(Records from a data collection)
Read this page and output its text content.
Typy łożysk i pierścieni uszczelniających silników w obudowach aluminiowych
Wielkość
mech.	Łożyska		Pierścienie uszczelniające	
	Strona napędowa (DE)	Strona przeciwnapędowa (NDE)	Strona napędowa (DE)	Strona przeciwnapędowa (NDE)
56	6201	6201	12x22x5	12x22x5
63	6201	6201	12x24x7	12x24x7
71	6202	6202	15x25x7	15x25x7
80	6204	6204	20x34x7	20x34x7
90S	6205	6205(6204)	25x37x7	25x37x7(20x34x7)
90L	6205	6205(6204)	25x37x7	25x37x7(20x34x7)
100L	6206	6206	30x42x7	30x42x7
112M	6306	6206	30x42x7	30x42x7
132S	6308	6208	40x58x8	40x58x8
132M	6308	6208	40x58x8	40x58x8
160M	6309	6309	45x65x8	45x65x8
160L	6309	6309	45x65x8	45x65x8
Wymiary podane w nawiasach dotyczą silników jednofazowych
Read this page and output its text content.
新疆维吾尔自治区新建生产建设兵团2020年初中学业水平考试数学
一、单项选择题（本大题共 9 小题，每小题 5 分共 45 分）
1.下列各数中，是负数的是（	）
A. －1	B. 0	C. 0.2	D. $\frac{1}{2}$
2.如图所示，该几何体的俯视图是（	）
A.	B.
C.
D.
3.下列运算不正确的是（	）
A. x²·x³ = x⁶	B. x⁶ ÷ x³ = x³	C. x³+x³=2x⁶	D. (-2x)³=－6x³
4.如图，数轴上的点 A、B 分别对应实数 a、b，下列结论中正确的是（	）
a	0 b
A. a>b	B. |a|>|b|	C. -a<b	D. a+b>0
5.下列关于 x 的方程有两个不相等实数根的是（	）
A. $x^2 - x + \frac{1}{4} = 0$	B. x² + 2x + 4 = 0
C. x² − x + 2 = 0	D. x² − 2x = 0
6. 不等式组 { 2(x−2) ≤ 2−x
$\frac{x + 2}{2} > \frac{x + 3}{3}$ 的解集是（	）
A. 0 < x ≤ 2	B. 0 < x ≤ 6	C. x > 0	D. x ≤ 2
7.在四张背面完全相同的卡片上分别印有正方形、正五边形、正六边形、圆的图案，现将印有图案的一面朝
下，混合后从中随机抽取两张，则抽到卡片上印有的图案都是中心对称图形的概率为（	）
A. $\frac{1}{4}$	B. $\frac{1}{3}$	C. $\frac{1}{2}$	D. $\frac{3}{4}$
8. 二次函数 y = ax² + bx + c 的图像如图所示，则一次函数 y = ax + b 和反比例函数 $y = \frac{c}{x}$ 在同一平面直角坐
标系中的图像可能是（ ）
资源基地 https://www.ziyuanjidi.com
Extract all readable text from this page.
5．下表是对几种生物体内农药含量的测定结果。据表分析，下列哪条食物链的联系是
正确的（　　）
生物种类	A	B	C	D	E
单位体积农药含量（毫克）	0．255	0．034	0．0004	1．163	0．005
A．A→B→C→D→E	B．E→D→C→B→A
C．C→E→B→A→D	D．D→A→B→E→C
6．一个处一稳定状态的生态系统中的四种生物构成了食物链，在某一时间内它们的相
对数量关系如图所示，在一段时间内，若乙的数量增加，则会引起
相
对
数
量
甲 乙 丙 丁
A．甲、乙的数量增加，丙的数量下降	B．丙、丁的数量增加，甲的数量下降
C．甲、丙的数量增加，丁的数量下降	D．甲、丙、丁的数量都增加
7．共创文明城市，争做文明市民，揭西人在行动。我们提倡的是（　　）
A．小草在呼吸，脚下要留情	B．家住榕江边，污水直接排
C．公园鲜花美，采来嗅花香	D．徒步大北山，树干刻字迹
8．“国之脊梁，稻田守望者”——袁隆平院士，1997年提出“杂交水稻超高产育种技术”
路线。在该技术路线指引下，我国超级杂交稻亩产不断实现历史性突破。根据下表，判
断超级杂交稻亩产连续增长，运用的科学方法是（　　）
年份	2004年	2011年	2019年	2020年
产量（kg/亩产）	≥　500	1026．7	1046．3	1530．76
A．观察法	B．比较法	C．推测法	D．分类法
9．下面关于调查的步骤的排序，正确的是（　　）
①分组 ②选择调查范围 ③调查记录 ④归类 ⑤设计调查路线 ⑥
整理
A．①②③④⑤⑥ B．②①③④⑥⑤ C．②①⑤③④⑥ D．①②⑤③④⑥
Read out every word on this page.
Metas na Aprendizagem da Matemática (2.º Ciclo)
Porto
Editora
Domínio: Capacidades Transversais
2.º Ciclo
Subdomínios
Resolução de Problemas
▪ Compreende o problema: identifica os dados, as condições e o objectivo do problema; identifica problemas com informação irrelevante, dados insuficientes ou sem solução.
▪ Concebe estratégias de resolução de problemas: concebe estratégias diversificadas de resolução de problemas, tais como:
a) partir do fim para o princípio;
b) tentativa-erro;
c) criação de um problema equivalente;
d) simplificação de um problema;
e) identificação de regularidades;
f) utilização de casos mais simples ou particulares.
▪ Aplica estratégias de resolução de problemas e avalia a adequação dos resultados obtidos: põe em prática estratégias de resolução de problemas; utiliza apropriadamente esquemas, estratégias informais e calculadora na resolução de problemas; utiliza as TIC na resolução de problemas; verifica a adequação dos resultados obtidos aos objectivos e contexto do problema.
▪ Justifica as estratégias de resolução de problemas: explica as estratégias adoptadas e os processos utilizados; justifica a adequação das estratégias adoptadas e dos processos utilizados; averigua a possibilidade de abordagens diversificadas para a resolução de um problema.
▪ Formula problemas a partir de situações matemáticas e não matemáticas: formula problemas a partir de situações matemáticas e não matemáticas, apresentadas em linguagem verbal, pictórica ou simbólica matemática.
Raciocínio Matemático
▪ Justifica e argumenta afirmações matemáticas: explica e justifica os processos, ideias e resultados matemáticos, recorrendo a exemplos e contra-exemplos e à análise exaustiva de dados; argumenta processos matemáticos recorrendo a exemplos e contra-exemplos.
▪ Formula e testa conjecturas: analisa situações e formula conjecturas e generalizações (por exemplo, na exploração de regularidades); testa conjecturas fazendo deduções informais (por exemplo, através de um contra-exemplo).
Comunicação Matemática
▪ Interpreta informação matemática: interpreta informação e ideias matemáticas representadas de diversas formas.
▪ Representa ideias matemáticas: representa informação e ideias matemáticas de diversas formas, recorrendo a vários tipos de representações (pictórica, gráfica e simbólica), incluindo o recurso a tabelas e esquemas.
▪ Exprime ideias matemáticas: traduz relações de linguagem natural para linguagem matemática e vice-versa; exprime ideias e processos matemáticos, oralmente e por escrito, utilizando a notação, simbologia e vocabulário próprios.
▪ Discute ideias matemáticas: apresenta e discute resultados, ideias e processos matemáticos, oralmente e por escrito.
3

### Stated exercise
Say, as a bare number, how many lines in the entries above include the string "partir".

### Task result
2